What is needed
Pictures stay out of your copy, but everything else in the records below must be repeated exactly.

[Extracted records]
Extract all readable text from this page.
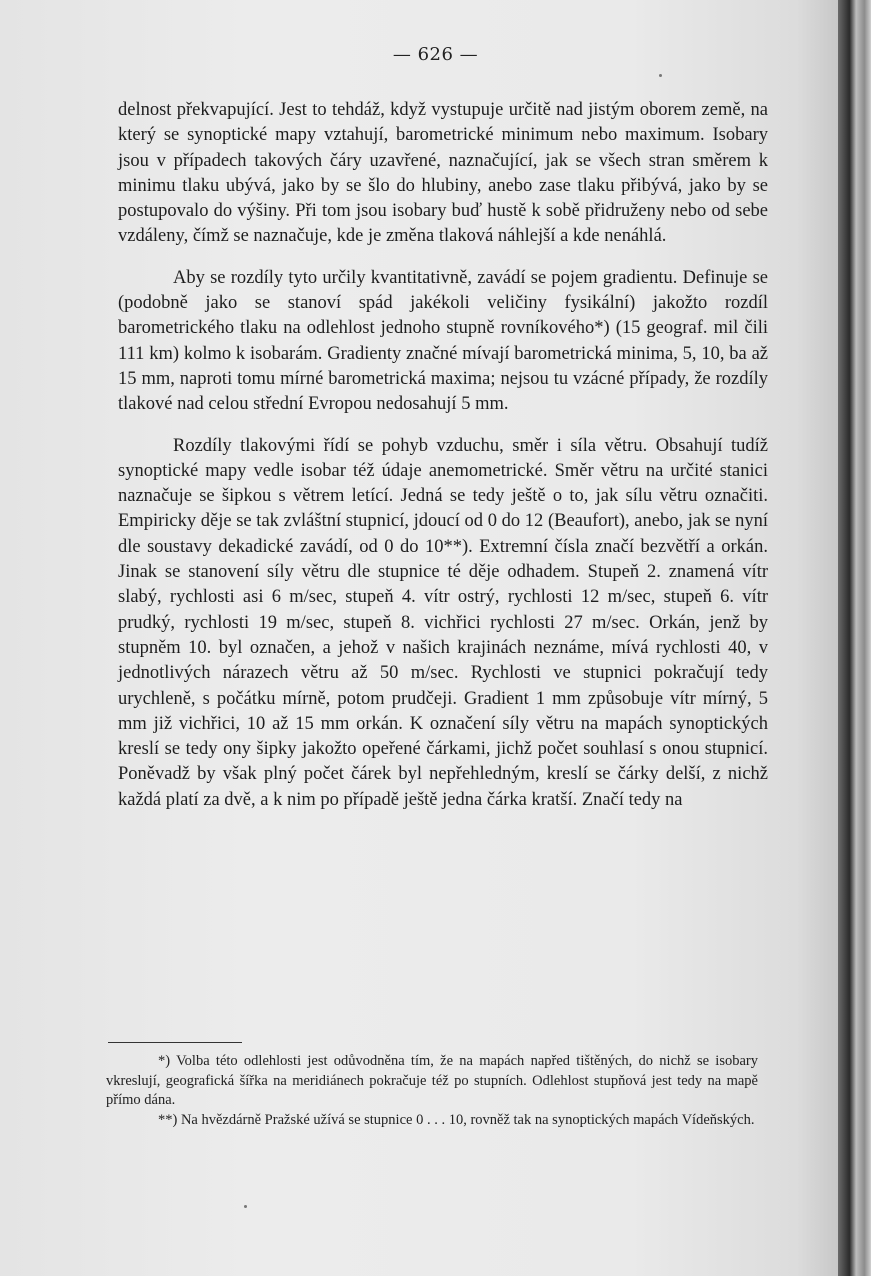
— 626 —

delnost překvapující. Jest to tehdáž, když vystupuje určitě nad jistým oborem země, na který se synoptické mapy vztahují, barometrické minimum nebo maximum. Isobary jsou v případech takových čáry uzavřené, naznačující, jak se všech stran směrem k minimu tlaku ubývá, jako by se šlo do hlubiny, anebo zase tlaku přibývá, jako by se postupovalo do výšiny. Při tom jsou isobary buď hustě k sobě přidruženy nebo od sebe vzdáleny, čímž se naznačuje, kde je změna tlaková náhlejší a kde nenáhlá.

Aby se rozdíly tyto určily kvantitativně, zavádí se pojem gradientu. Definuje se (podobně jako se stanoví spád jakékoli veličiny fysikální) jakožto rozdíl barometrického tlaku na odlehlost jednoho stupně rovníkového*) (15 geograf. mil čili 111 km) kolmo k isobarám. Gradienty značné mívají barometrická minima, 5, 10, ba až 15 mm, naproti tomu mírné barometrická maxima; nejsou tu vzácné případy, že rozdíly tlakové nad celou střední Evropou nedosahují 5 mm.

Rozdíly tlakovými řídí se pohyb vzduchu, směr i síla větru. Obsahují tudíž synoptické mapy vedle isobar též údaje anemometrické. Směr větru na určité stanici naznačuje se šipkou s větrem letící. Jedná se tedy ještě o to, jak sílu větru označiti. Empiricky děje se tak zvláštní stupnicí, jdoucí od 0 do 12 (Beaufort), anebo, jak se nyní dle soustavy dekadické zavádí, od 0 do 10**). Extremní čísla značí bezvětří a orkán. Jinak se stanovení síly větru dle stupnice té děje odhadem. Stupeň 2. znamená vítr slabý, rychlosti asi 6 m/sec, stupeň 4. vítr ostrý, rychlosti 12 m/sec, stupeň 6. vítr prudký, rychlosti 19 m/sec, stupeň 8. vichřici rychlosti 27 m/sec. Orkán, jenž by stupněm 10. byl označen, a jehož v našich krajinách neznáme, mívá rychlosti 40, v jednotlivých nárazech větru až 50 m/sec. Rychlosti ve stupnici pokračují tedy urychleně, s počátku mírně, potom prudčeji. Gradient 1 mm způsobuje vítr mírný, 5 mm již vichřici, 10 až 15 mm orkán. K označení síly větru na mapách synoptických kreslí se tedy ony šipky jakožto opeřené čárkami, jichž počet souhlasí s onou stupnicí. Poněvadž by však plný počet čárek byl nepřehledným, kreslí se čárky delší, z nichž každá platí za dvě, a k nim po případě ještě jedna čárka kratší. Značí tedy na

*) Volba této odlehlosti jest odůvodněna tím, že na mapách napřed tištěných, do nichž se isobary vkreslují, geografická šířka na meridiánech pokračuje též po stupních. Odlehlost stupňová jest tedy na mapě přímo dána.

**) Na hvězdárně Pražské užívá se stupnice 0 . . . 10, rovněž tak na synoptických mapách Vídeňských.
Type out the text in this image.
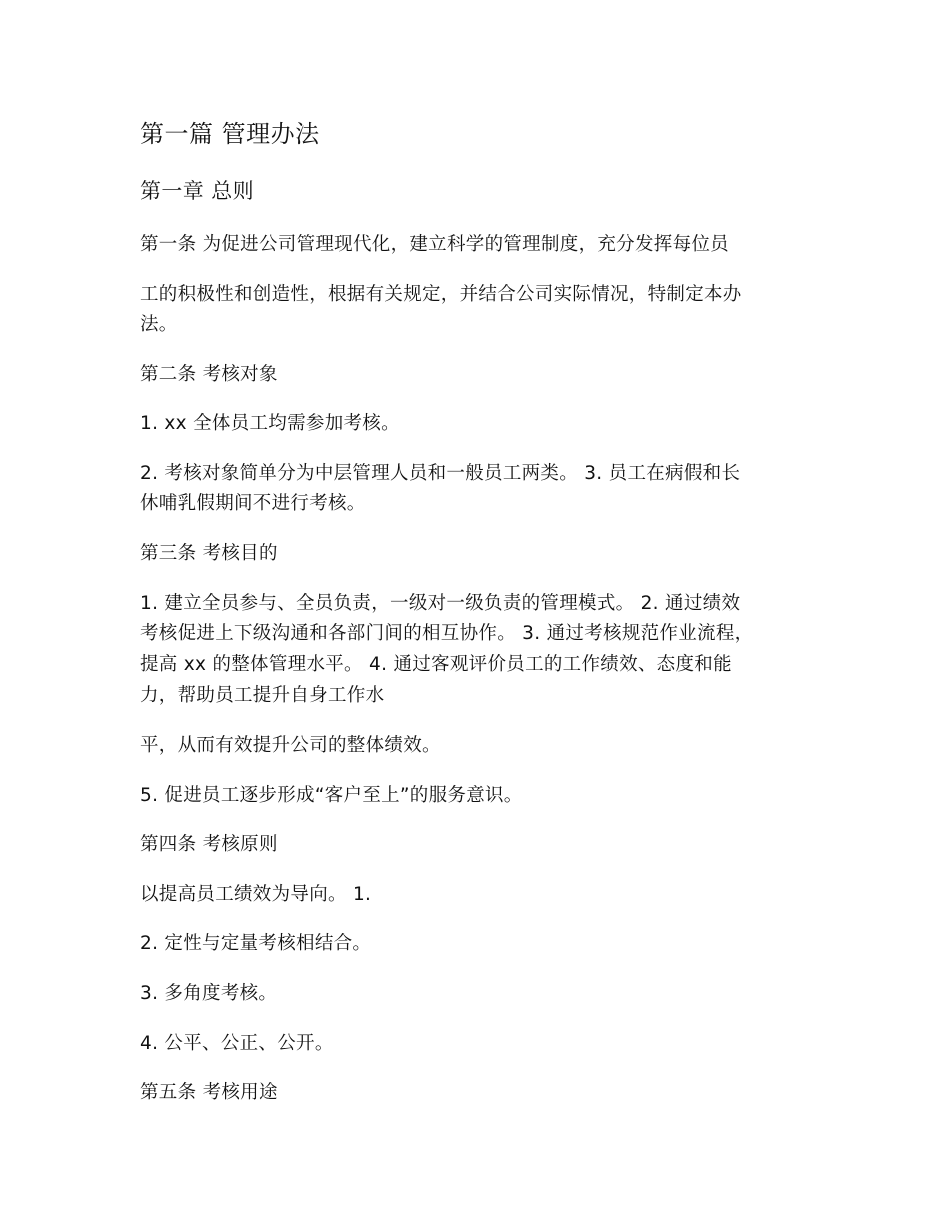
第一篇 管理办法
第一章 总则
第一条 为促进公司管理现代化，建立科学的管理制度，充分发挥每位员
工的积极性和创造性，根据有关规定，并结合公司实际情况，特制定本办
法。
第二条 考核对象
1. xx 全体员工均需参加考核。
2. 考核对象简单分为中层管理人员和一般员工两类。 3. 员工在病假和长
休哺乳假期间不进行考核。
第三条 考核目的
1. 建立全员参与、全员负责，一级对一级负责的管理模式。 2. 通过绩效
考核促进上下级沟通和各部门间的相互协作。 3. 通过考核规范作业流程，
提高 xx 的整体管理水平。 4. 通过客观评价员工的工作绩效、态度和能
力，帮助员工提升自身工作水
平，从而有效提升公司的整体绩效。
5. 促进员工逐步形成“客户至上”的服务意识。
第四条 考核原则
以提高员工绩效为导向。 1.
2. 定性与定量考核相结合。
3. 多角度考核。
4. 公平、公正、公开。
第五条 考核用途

Exercise response
Extract all readable text from this page.
— 626 —

delnost překvapující. Jest to tehdáž, když vystupuje určitě nad jistým oborem země, na který se synoptické mapy vztahují, barometrické minimum nebo maximum. Isobary jsou v případech takových čáry uzavřené, naznačující, jak se všech stran směrem k minimu tlaku ubývá, jako by se šlo do hlubiny, anebo zase tlaku přibývá, jako by se postupovalo do výšiny. Při tom jsou isobary buď hustě k sobě přidruženy nebo od sebe vzdáleny, čímž se naznačuje, kde je změna tlaková náhlejší a kde nenáhlá.

Aby se rozdíly tyto určily kvantitativně, zavádí se pojem gradientu. Definuje se (podobně jako se stanoví spád jakékoli veličiny fysikální) jakožto rozdíl barometrického tlaku na odlehlost jednoho stupně rovníkového*) (15 geograf. mil čili 111 km) kolmo k isobarám. Gradienty značné mívají barometrická minima, 5, 10, ba až 15 mm, naproti tomu mírné barometrická maxima; nejsou tu vzácné případy, že rozdíly tlakové nad celou střední Evropou nedosahují 5 mm.

Rozdíly tlakovými řídí se pohyb vzduchu, směr i síla větru. Obsahují tudíž synoptické mapy vedle isobar též údaje anemometrické. Směr větru na určité stanici naznačuje se šipkou s větrem letící. Jedná se tedy ještě o to, jak sílu větru označiti. Empiricky děje se tak zvláštní stupnicí, jdoucí od 0 do 12 (Beaufort), anebo, jak se nyní dle soustavy dekadické zavádí, od 0 do 10**). Extremní čísla značí bezvětří a orkán. Jinak se stanovení síly větru dle stupnice té děje odhadem. Stupeň 2. znamená vítr slabý, rychlosti asi 6 m/sec, stupeň 4. vítr ostrý, rychlosti 12 m/sec, stupeň 6. vítr prudký, rychlosti 19 m/sec, stupeň 8. vichřici rychlosti 27 m/sec. Orkán, jenž by stupněm 10. byl označen, a jehož v našich krajinách neznáme, mívá rychlosti 40, v jednotlivých nárazech větru až 50 m/sec. Rychlosti ve stupnici pokračují tedy urychleně, s počátku mírně, potom prudčeji. Gradient 1 mm způsobuje vítr mírný, 5 mm již vichřici, 10 až 15 mm orkán. K označení síly větru na mapách synoptických kreslí se tedy ony šipky jakožto opeřené čárkami, jichž počet souhlasí s onou stupnicí. Poněvadž by však plný počet čárek byl nepřehledným, kreslí se čárky delší, z nichž každá platí za dvě, a k nim po případě ještě jedna čárka kratší. Značí tedy na

*) Volba této odlehlosti jest odůvodněna tím, že na mapách napřed tištěných, do nichž se isobary vkreslují, geografická šířka na meridiánech pokračuje též po stupních. Odlehlost stupňová jest tedy na mapě přímo dána.

**) Na hvězdárně Pražské užívá se stupnice 0 . . . 10, rovněž tak na synoptických mapách Vídeňských.
Type out the text in this image.
第一篇 管理办法
第一章 总则
第一条 为促进公司管理现代化，建立科学的管理制度，充分发挥每位员
工的积极性和创造性，根据有关规定，并结合公司实际情况，特制定本办
法。
第二条 考核对象
1. xx 全体员工均需参加考核。
2. 考核对象简单分为中层管理人员和一般员工两类。 3. 员工在病假和长
休哺乳假期间不进行考核。
第三条 考核目的
1. 建立全员参与、全员负责，一级对一级负责的管理模式。 2. 通过绩效
考核促进上下级沟通和各部门间的相互协作。 3. 通过考核规范作业流程，
提高 xx 的整体管理水平。 4. 通过客观评价员工的工作绩效、态度和能
力，帮助员工提升自身工作水
平，从而有效提升公司的整体绩效。
5. 促进员工逐步形成“客户至上”的服务意识。
第四条 考核原则
以提高员工绩效为导向。 1.
2. 定性与定量考核相结合。
3. 多角度考核。
4. 公平、公正、公开。
第五条 考核用途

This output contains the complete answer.